-- begin --

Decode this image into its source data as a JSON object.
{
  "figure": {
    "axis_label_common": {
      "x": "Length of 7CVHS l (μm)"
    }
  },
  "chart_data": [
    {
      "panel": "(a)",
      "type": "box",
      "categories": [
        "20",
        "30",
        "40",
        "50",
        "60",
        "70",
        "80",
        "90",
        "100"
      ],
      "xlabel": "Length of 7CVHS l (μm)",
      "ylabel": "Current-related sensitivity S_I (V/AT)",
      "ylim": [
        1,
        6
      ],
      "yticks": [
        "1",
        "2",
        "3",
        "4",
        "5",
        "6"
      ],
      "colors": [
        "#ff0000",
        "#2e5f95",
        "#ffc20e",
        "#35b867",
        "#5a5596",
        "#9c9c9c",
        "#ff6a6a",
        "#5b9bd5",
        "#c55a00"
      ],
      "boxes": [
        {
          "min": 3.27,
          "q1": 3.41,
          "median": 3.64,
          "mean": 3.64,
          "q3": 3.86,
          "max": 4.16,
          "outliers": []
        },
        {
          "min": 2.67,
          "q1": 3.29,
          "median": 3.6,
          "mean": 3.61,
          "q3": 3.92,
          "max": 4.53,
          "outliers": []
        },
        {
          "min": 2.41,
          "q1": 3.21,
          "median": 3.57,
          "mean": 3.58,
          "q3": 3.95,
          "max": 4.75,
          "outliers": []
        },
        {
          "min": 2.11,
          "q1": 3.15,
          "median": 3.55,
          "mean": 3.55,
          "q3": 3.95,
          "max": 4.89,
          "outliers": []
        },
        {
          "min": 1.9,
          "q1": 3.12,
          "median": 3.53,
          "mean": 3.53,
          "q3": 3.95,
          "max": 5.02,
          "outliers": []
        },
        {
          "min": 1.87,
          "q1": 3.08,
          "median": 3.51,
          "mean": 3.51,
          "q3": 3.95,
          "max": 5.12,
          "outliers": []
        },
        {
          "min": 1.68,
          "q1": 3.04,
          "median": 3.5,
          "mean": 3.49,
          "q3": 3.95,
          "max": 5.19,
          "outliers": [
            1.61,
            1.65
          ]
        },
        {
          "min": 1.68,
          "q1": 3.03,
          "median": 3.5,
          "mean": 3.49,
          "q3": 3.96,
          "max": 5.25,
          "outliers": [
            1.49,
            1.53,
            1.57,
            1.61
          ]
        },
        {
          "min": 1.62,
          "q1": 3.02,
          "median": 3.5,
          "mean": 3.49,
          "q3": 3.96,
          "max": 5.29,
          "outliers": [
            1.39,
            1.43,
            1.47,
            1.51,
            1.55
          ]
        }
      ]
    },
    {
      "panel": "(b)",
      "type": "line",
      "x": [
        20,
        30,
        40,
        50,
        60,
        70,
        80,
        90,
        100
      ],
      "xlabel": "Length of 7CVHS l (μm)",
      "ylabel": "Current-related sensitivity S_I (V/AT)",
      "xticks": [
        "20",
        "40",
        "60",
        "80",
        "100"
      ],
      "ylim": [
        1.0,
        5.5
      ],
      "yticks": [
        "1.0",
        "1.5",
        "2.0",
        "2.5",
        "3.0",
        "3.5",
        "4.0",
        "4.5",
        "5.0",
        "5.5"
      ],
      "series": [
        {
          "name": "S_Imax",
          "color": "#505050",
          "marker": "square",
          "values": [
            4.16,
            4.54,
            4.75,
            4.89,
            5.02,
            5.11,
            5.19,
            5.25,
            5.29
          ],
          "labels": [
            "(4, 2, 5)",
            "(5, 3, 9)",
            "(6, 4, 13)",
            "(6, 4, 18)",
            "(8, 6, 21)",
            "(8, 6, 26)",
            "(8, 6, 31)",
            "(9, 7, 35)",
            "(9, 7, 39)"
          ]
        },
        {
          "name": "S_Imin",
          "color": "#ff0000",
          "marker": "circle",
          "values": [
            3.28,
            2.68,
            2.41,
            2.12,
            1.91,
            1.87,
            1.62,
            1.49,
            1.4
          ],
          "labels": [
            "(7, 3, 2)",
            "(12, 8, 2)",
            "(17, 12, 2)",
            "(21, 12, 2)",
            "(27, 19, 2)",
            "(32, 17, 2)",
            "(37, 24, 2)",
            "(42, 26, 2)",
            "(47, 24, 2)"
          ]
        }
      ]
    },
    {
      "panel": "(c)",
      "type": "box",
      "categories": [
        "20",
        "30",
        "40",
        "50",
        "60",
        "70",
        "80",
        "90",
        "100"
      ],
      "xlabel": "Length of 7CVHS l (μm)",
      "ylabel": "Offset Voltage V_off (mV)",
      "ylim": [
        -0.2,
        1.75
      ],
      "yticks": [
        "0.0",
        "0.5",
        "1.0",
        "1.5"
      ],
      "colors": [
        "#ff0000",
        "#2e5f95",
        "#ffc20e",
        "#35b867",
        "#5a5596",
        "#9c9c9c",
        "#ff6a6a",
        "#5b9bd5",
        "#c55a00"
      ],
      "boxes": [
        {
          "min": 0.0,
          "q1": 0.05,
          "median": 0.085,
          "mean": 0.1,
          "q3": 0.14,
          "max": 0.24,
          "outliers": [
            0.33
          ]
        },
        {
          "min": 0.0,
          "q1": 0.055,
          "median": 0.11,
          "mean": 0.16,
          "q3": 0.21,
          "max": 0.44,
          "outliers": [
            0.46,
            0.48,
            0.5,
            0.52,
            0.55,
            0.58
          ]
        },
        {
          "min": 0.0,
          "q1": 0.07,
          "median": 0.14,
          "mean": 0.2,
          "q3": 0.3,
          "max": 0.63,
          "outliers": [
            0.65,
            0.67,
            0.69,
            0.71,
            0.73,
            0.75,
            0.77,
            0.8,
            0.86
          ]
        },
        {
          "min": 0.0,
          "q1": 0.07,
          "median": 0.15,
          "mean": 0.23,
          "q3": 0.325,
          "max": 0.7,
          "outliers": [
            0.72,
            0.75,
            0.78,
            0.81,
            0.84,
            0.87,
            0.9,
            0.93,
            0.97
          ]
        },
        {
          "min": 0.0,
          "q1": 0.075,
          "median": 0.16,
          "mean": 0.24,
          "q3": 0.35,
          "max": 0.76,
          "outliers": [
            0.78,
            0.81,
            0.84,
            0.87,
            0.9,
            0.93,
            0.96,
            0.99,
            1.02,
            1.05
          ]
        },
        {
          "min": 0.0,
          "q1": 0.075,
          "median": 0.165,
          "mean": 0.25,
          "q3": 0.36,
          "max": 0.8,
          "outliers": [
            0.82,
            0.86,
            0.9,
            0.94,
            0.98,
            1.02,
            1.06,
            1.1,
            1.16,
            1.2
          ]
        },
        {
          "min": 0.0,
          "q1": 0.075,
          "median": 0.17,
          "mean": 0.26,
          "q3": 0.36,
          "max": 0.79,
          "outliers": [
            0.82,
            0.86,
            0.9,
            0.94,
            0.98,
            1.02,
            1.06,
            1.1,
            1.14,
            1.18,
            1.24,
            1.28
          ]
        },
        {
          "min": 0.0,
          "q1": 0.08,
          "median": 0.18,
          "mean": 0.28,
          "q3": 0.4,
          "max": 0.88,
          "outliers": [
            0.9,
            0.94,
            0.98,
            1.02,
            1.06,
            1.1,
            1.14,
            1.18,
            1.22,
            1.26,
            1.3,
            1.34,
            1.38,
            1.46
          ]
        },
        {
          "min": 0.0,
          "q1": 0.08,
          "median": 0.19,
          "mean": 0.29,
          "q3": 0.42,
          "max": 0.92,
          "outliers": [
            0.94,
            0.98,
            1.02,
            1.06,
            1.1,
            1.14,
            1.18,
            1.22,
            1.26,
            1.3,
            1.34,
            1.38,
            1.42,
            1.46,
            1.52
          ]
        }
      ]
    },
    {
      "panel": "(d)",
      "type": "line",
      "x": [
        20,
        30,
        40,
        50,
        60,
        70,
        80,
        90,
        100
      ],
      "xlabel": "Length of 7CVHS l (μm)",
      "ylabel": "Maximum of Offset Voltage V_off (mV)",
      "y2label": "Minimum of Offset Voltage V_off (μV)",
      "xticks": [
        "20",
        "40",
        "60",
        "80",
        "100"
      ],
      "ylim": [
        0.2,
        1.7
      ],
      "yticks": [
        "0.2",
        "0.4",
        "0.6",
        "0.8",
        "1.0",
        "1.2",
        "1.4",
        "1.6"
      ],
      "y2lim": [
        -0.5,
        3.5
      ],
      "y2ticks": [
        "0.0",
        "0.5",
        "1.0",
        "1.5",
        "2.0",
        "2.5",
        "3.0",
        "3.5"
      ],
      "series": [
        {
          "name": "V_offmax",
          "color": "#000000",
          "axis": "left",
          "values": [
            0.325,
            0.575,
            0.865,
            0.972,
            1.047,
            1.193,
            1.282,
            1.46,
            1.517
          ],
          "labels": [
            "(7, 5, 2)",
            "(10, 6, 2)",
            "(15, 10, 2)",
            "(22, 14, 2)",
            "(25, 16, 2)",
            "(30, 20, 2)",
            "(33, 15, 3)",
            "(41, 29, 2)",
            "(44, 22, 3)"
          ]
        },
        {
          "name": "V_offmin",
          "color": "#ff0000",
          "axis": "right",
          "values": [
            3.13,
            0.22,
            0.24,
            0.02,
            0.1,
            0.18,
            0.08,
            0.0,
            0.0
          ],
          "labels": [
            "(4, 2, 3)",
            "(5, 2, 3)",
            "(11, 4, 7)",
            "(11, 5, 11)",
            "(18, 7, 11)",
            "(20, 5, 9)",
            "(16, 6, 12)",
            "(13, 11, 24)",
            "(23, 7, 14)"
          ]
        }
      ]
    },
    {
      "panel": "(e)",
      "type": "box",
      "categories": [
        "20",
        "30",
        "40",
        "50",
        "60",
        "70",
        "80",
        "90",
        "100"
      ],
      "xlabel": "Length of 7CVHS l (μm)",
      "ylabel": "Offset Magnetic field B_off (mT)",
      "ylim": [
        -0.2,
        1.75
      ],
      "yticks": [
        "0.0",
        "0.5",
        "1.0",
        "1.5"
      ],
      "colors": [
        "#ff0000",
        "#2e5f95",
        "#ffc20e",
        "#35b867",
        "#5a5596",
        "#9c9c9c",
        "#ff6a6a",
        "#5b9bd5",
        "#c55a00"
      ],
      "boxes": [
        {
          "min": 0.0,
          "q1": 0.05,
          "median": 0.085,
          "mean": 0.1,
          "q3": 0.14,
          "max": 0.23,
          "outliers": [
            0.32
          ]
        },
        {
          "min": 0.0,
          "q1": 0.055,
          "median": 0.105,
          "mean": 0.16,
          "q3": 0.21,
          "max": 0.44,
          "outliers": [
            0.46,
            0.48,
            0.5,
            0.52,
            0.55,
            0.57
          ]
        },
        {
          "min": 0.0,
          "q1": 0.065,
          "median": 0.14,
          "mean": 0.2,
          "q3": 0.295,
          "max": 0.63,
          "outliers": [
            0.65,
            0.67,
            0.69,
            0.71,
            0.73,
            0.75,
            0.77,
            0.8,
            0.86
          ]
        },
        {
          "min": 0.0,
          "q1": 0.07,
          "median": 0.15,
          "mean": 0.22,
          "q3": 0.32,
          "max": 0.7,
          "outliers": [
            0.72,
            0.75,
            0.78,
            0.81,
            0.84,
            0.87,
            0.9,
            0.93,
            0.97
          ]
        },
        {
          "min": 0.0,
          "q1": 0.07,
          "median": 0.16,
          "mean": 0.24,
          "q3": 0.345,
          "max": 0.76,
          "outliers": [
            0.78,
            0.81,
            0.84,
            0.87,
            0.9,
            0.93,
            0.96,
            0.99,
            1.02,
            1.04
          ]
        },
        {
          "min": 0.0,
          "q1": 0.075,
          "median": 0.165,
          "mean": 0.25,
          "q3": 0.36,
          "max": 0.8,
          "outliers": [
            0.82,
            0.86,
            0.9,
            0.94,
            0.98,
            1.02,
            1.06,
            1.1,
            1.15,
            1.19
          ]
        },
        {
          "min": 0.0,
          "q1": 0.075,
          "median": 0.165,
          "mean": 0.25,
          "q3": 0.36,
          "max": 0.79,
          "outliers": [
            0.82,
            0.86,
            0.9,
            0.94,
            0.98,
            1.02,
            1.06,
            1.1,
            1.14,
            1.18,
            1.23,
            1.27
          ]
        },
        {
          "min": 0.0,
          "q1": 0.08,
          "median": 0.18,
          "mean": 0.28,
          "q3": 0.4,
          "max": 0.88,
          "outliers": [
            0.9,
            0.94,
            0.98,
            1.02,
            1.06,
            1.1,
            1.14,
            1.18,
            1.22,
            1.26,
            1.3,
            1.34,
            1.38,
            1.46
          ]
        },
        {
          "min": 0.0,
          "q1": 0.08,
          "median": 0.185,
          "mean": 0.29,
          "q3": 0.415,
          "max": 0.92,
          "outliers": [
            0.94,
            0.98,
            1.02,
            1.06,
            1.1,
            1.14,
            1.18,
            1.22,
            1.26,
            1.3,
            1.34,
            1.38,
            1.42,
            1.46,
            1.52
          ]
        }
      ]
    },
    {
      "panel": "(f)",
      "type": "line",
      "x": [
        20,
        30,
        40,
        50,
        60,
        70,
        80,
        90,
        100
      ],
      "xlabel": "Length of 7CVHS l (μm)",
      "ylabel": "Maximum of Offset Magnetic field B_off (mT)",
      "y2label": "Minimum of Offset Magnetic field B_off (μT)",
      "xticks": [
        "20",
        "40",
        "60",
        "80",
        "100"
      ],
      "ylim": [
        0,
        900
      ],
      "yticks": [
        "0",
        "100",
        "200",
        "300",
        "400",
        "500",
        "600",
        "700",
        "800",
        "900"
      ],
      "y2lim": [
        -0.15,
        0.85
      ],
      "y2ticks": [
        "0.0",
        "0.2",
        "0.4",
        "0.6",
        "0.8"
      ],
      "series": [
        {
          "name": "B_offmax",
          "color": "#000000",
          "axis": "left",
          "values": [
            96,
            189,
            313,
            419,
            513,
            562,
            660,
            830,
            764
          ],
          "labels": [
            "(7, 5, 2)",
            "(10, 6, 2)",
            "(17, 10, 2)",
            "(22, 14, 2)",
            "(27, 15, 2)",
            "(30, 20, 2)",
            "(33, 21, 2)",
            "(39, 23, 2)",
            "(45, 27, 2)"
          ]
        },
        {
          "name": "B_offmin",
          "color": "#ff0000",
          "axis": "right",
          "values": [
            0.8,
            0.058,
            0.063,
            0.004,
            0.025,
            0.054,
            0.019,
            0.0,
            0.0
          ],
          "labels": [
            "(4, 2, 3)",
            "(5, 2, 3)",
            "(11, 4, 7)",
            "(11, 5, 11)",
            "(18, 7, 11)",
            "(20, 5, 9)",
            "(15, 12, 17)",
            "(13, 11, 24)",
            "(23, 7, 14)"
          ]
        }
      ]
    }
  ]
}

-- end --

Requirements ▸ For the material, find the number of lines holding the word "name" and give that figure and nothing more.

Response ▸ 6